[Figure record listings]
◇ ◇ ◇ ◇ ◇
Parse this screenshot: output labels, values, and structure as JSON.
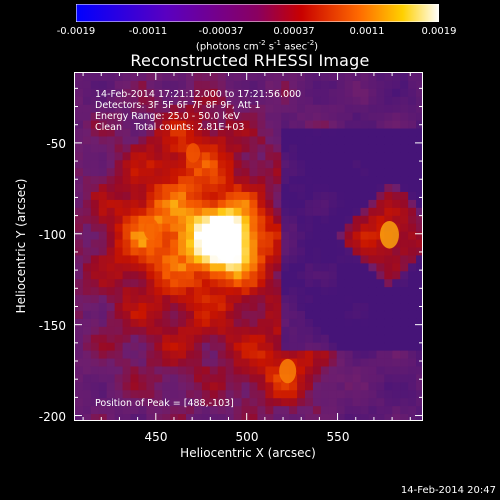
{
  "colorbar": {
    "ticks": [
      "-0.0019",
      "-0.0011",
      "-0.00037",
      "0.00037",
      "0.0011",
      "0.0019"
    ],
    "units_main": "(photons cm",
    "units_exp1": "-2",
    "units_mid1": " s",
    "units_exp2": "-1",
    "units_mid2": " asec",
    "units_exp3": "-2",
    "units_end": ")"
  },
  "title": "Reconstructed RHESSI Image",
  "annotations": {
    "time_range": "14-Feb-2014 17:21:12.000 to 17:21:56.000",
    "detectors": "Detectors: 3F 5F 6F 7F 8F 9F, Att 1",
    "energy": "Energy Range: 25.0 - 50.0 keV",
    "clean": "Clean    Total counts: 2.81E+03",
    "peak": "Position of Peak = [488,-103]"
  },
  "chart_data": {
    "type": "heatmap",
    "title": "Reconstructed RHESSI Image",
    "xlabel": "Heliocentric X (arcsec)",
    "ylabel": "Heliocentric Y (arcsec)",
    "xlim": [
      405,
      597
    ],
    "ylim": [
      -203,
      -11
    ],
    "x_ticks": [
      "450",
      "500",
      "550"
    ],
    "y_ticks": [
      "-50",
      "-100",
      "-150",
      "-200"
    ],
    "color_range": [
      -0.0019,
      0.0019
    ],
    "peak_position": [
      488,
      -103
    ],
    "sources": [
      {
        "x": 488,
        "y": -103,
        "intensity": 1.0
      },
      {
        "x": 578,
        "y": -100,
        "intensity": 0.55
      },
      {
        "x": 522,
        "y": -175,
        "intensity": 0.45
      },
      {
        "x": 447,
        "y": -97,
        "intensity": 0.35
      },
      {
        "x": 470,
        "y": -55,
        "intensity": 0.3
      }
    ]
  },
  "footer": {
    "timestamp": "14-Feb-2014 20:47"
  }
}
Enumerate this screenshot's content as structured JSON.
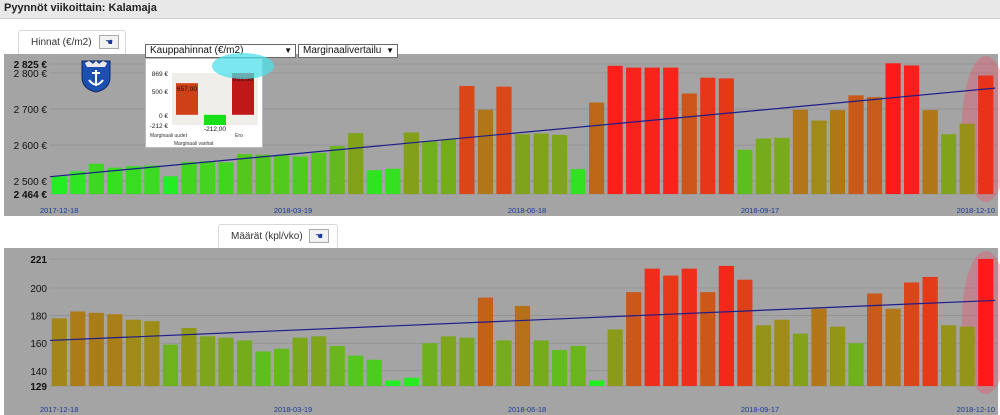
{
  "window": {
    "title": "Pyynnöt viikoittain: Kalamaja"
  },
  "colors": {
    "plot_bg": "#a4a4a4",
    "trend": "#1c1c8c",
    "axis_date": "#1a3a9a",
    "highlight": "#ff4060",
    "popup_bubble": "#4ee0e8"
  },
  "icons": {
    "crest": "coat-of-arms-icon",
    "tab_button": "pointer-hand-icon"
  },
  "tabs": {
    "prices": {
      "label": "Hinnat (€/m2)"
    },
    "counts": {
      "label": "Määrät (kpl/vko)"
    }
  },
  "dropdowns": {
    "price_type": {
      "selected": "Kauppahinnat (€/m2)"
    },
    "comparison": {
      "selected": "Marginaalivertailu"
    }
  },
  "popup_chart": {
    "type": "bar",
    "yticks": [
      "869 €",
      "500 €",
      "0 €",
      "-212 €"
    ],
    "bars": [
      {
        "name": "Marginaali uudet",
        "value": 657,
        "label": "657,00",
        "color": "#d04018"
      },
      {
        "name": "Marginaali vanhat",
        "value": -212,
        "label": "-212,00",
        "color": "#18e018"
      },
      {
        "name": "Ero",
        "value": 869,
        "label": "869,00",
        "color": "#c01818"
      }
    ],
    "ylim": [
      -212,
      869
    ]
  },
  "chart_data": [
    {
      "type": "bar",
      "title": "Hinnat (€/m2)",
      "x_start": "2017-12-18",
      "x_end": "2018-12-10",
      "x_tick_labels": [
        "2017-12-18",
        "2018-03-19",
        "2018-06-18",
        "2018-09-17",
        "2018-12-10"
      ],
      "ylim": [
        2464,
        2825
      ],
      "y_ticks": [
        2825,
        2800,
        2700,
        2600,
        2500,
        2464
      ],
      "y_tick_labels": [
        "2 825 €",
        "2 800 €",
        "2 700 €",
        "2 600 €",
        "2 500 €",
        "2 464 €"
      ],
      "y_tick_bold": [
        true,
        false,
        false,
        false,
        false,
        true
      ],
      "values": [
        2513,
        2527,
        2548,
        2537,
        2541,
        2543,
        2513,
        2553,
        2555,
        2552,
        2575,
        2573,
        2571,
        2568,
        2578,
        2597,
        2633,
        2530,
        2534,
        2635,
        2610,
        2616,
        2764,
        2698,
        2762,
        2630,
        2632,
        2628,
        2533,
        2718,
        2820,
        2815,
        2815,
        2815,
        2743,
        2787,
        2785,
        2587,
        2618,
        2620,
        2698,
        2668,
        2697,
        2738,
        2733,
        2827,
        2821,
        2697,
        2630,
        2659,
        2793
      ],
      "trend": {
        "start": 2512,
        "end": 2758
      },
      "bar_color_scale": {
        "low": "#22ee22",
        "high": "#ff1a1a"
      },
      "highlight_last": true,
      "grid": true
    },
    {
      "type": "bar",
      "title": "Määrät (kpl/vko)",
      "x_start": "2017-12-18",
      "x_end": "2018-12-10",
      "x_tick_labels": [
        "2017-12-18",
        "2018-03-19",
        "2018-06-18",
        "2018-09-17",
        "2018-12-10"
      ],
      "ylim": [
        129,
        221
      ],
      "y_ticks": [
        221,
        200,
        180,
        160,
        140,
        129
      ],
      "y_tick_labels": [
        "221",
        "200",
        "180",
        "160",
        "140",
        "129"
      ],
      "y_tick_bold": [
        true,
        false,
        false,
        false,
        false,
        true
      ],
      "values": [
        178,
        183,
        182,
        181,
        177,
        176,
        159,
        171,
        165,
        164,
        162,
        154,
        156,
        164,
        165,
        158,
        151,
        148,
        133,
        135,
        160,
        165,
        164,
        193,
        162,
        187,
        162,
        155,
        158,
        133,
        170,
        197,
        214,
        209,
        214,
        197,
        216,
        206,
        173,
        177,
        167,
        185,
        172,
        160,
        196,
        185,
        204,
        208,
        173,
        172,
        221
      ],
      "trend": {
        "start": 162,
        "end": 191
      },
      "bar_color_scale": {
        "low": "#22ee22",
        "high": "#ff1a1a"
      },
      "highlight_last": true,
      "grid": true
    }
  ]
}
◇ ◇ ◇ ◇ ◇
▸ **Written request**:
Write the listing above out again exactly, dropping each image.

▸ **Right answer**:
Parse this screenshot: output labels, values, and structure as JSON.
{
  "colorbar": {
    "ticks": [
      "-0.0019",
      "-0.0011",
      "-0.00037",
      "0.00037",
      "0.0011",
      "0.0019"
    ],
    "units_main": "(photons cm",
    "units_exp1": "-2",
    "units_mid1": " s",
    "units_exp2": "-1",
    "units_mid2": " asec",
    "units_exp3": "-2",
    "units_end": ")"
  },
  "title": "Reconstructed RHESSI Image",
  "annotations": {
    "time_range": "14-Feb-2014 17:21:12.000 to 17:21:56.000",
    "detectors": "Detectors: 3F 5F 6F 7F 8F 9F, Att 1",
    "energy": "Energy Range: 25.0 - 50.0 keV",
    "clean": "Clean    Total counts: 2.81E+03",
    "peak": "Position of Peak = [488,-103]"
  },
  "chart_data": {
    "type": "heatmap",
    "title": "Reconstructed RHESSI Image",
    "xlabel": "Heliocentric X (arcsec)",
    "ylabel": "Heliocentric Y (arcsec)",
    "xlim": [
      405,
      597
    ],
    "ylim": [
      -203,
      -11
    ],
    "x_ticks": [
      "450",
      "500",
      "550"
    ],
    "y_ticks": [
      "-50",
      "-100",
      "-150",
      "-200"
    ],
    "color_range": [
      -0.0019,
      0.0019
    ],
    "peak_position": [
      488,
      -103
    ],
    "sources": [
      {
        "x": 488,
        "y": -103,
        "intensity": 1.0
      },
      {
        "x": 578,
        "y": -100,
        "intensity": 0.55
      },
      {
        "x": 522,
        "y": -175,
        "intensity": 0.45
      },
      {
        "x": 447,
        "y": -97,
        "intensity": 0.35
      },
      {
        "x": 470,
        "y": -55,
        "intensity": 0.3
      }
    ]
  },
  "footer": {
    "timestamp": "14-Feb-2014 20:47"
  }
}
Enumerate this screenshot's content as structured JSON.
{
  "window": {
    "title": "Pyynnöt viikoittain: Kalamaja"
  },
  "colors": {
    "plot_bg": "#a4a4a4",
    "trend": "#1c1c8c",
    "axis_date": "#1a3a9a",
    "highlight": "#ff4060",
    "popup_bubble": "#4ee0e8"
  },
  "icons": {
    "crest": "coat-of-arms-icon",
    "tab_button": "pointer-hand-icon"
  },
  "tabs": {
    "prices": {
      "label": "Hinnat (€/m2)"
    },
    "counts": {
      "label": "Määrät (kpl/vko)"
    }
  },
  "dropdowns": {
    "price_type": {
      "selected": "Kauppahinnat (€/m2)"
    },
    "comparison": {
      "selected": "Marginaalivertailu"
    }
  },
  "popup_chart": {
    "type": "bar",
    "yticks": [
      "869 €",
      "500 €",
      "0 €",
      "-212 €"
    ],
    "bars": [
      {
        "name": "Marginaali uudet",
        "value": 657,
        "label": "657,00",
        "color": "#d04018"
      },
      {
        "name": "Marginaali vanhat",
        "value": -212,
        "label": "-212,00",
        "color": "#18e018"
      },
      {
        "name": "Ero",
        "value": 869,
        "label": "869,00",
        "color": "#c01818"
      }
    ],
    "ylim": [
      -212,
      869
    ]
  },
  "chart_data": [
    {
      "type": "bar",
      "title": "Hinnat (€/m2)",
      "x_start": "2017-12-18",
      "x_end": "2018-12-10",
      "x_tick_labels": [
        "2017-12-18",
        "2018-03-19",
        "2018-06-18",
        "2018-09-17",
        "2018-12-10"
      ],
      "ylim": [
        2464,
        2825
      ],
      "y_ticks": [
        2825,
        2800,
        2700,
        2600,
        2500,
        2464
      ],
      "y_tick_labels": [
        "2 825 €",
        "2 800 €",
        "2 700 €",
        "2 600 €",
        "2 500 €",
        "2 464 €"
      ],
      "y_tick_bold": [
        true,
        false,
        false,
        false,
        false,
        true
      ],
      "values": [
        2513,
        2527,
        2548,
        2537,
        2541,
        2543,
        2513,
        2553,
        2555,
        2552,
        2575,
        2573,
        2571,
        2568,
        2578,
        2597,
        2633,
        2530,
        2534,
        2635,
        2610,
        2616,
        2764,
        2698,
        2762,
        2630,
        2632,
        2628,
        2533,
        2718,
        2820,
        2815,
        2815,
        2815,
        2743,
        2787,
        2785,
        2587,
        2618,
        2620,
        2698,
        2668,
        2697,
        2738,
        2733,
        2827,
        2821,
        2697,
        2630,
        2659,
        2793
      ],
      "trend": {
        "start": 2512,
        "end": 2758
      },
      "bar_color_scale": {
        "low": "#22ee22",
        "high": "#ff1a1a"
      },
      "highlight_last": true,
      "grid": true
    },
    {
      "type": "bar",
      "title": "Määrät (kpl/vko)",
      "x_start": "2017-12-18",
      "x_end": "2018-12-10",
      "x_tick_labels": [
        "2017-12-18",
        "2018-03-19",
        "2018-06-18",
        "2018-09-17",
        "2018-12-10"
      ],
      "ylim": [
        129,
        221
      ],
      "y_ticks": [
        221,
        200,
        180,
        160,
        140,
        129
      ],
      "y_tick_labels": [
        "221",
        "200",
        "180",
        "160",
        "140",
        "129"
      ],
      "y_tick_bold": [
        true,
        false,
        false,
        false,
        false,
        true
      ],
      "values": [
        178,
        183,
        182,
        181,
        177,
        176,
        159,
        171,
        165,
        164,
        162,
        154,
        156,
        164,
        165,
        158,
        151,
        148,
        133,
        135,
        160,
        165,
        164,
        193,
        162,
        187,
        162,
        155,
        158,
        133,
        170,
        197,
        214,
        209,
        214,
        197,
        216,
        206,
        173,
        177,
        167,
        185,
        172,
        160,
        196,
        185,
        204,
        208,
        173,
        172,
        221
      ],
      "trend": {
        "start": 162,
        "end": 191
      },
      "bar_color_scale": {
        "low": "#22ee22",
        "high": "#ff1a1a"
      },
      "highlight_last": true,
      "grid": true
    }
  ]
}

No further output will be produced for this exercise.